-- Start --
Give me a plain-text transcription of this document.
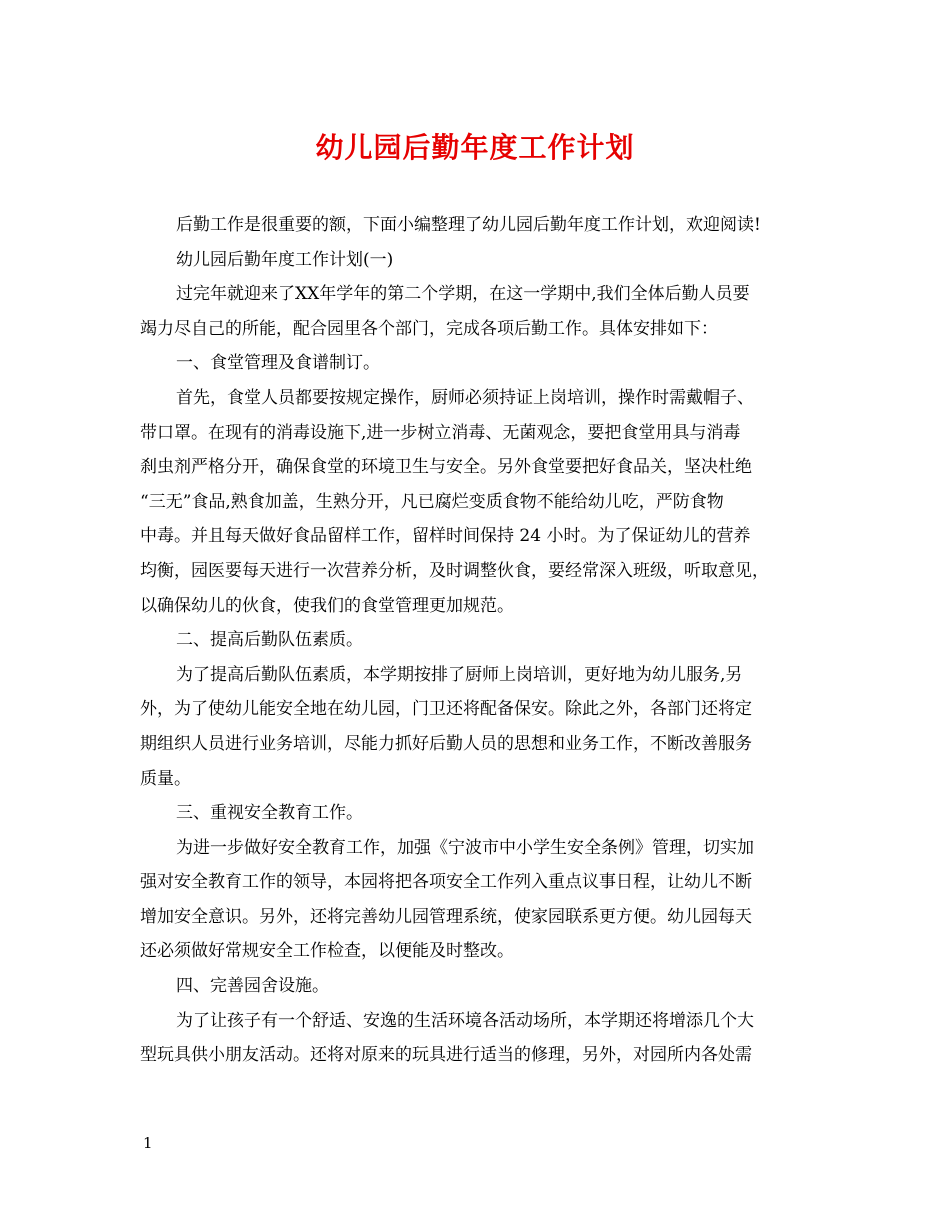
幼儿园后勤年度工作计划
后勤工作是很重要的额，下面小编整理了幼儿园后勤年度工作计划，欢迎阅读!
幼儿园后勤年度工作计划(一)
过完年就迎来了XX年学年的第二个学期，在这一学期中,我们全体后勤人员要
竭力尽自己的所能，配合园里各个部门，完成各项后勤工作。具体安排如下：
一、食堂管理及食谱制订。
首先，食堂人员都要按规定操作，厨师必须持证上岗培训，操作时需戴帽子、
带口罩。在现有的消毒设施下,进一步树立消毒、无菌观念，要把食堂用具与消毒
刹虫剂严格分开，确保食堂的环境卫生与安全。另外食堂要把好食品关，坚决杜绝
“三无”食品,熟食加盖，生熟分开，凡已腐烂变质食物不能给幼儿吃，严防食物
中毒。并且每天做好食品留样工作，留样时间保持 24 小时。为了保证幼儿的营养
均衡，园医要每天进行一次营养分析，及时调整伙食，要经常深入班级，听取意见，
以确保幼儿的伙食，使我们的食堂管理更加规范。
二、提高后勤队伍素质。
为了提高后勤队伍素质，本学期按排了厨师上岗培训，更好地为幼儿服务,另
外，为了使幼儿能安全地在幼儿园，门卫还将配备保安。除此之外，各部门还将定
期组织人员进行业务培训，尽能力抓好后勤人员的思想和业务工作，不断改善服务
质量。
三、重视安全教育工作。
为进一步做好安全教育工作，加强《宁波市中小学生安全条例》管理，切实加
强对安全教育工作的领导，本园将把各项安全工作列入重点议事日程，让幼儿不断
增加安全意识。另外，还将完善幼儿园管理系统，使家园联系更方便。幼儿园每天
还必须做好常规安全工作检查，以便能及时整改。
四、完善园舍设施。
为了让孩子有一个舒适、安逸的生活环境各活动场所，本学期还将增添几个大
型玩具供小朋友活动。还将对原来的玩具进行适当的修理，另外，对园所内各处需
1
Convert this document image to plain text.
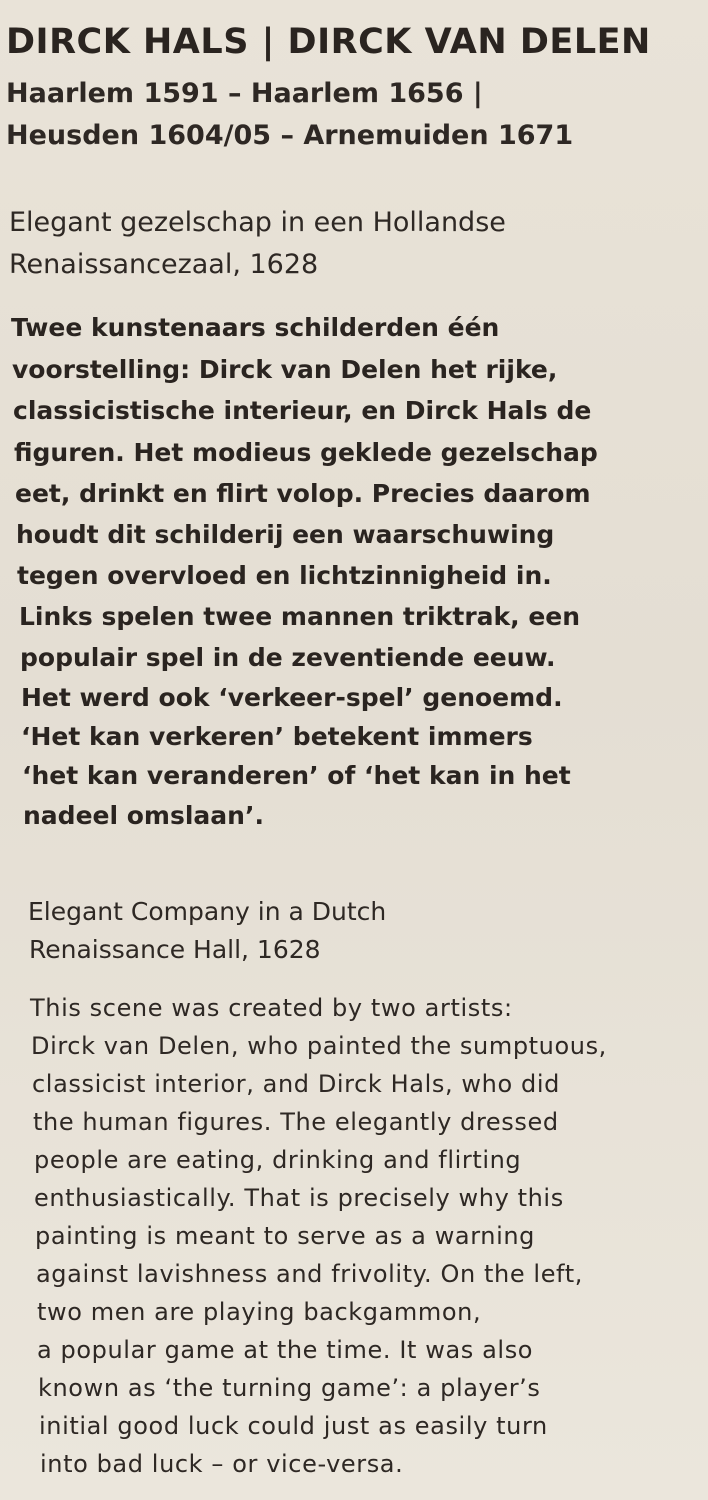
DIRCK HALS | DIRCK VAN DELEN
Haarlem 1591 – Haarlem 1656 |
Heusden 1604/05 – Arnemuiden 1671
Elegant gezelschap in een Hollandse
Renaissancezaal, 1628
Twee kunstenaars schilderden één
voorstelling: Dirck van Delen het rijke,
classicistische interieur, en Dirck Hals de
figuren. Het modieus geklede gezelschap
eet, drinkt en flirt volop. Precies daarom
houdt dit schilderij een waarschuwing
tegen overvloed en lichtzinnigheid in.
Links spelen twee mannen triktrak, een
populair spel in de zeventiende eeuw.
Het werd ook ‘verkeer-spel’ genoemd.
‘Het kan verkeren’ betekent immers
‘het kan veranderen’ of ‘het kan in het
nadeel omslaan’.
Elegant Company in a Dutch
Renaissance Hall, 1628
This scene was created by two artists:
Dirck van Delen, who painted the sumptuous,
classicist interior, and Dirck Hals, who did
the human figures. The elegantly dressed
people are eating, drinking and flirting
enthusiastically. That is precisely why this
painting is meant to serve as a warning
against lavishness and frivolity. On the left,
two men are playing backgammon,
a popular game at the time. It was also
known as ‘the turning game’: a player’s
initial good luck could just as easily turn
into bad luck – or vice-versa.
-- End --
## Task description
Make a verbatim copy of all the entries and strip out the pictures.

## Exercise output
Give me a plain-text transcription of this document.
幼儿园后勤年度工作计划
后勤工作是很重要的额，下面小编整理了幼儿园后勤年度工作计划，欢迎阅读!
幼儿园后勤年度工作计划(一)
过完年就迎来了XX年学年的第二个学期，在这一学期中,我们全体后勤人员要
竭力尽自己的所能，配合园里各个部门，完成各项后勤工作。具体安排如下：
一、食堂管理及食谱制订。
首先，食堂人员都要按规定操作，厨师必须持证上岗培训，操作时需戴帽子、
带口罩。在现有的消毒设施下,进一步树立消毒、无菌观念，要把食堂用具与消毒
刹虫剂严格分开，确保食堂的环境卫生与安全。另外食堂要把好食品关，坚决杜绝
“三无”食品,熟食加盖，生熟分开，凡已腐烂变质食物不能给幼儿吃，严防食物
中毒。并且每天做好食品留样工作，留样时间保持 24 小时。为了保证幼儿的营养
均衡，园医要每天进行一次营养分析，及时调整伙食，要经常深入班级，听取意见，
以确保幼儿的伙食，使我们的食堂管理更加规范。
二、提高后勤队伍素质。
为了提高后勤队伍素质，本学期按排了厨师上岗培训，更好地为幼儿服务,另
外，为了使幼儿能安全地在幼儿园，门卫还将配备保安。除此之外，各部门还将定
期组织人员进行业务培训，尽能力抓好后勤人员的思想和业务工作，不断改善服务
质量。
三、重视安全教育工作。
为进一步做好安全教育工作，加强《宁波市中小学生安全条例》管理，切实加
强对安全教育工作的领导，本园将把各项安全工作列入重点议事日程，让幼儿不断
增加安全意识。另外，还将完善幼儿园管理系统，使家园联系更方便。幼儿园每天
还必须做好常规安全工作检查，以便能及时整改。
四、完善园舍设施。
为了让孩子有一个舒适、安逸的生活环境各活动场所，本学期还将增添几个大
型玩具供小朋友活动。还将对原来的玩具进行适当的修理，另外，对园所内各处需
1
Convert this document image to plain text.
DIRCK HALS | DIRCK VAN DELEN
Haarlem 1591 – Haarlem 1656 |
Heusden 1604/05 – Arnemuiden 1671
Elegant gezelschap in een Hollandse
Renaissancezaal, 1628
Twee kunstenaars schilderden één
voorstelling: Dirck van Delen het rijke,
classicistische interieur, en Dirck Hals de
figuren. Het modieus geklede gezelschap
eet, drinkt en flirt volop. Precies daarom
houdt dit schilderij een waarschuwing
tegen overvloed en lichtzinnigheid in.
Links spelen twee mannen triktrak, een
populair spel in de zeventiende eeuw.
Het werd ook ‘verkeer-spel’ genoemd.
‘Het kan verkeren’ betekent immers
‘het kan veranderen’ of ‘het kan in het
nadeel omslaan’.
Elegant Company in a Dutch
Renaissance Hall, 1628
This scene was created by two artists:
Dirck van Delen, who painted the sumptuous,
classicist interior, and Dirck Hals, who did
the human figures. The elegantly dressed
people are eating, drinking and flirting
enthusiastically. That is precisely why this
painting is meant to serve as a warning
against lavishness and frivolity. On the left,
two men are playing backgammon,
a popular game at the time. It was also
known as ‘the turning game’: a player’s
initial good luck could just as easily turn
into bad luck – or vice-versa.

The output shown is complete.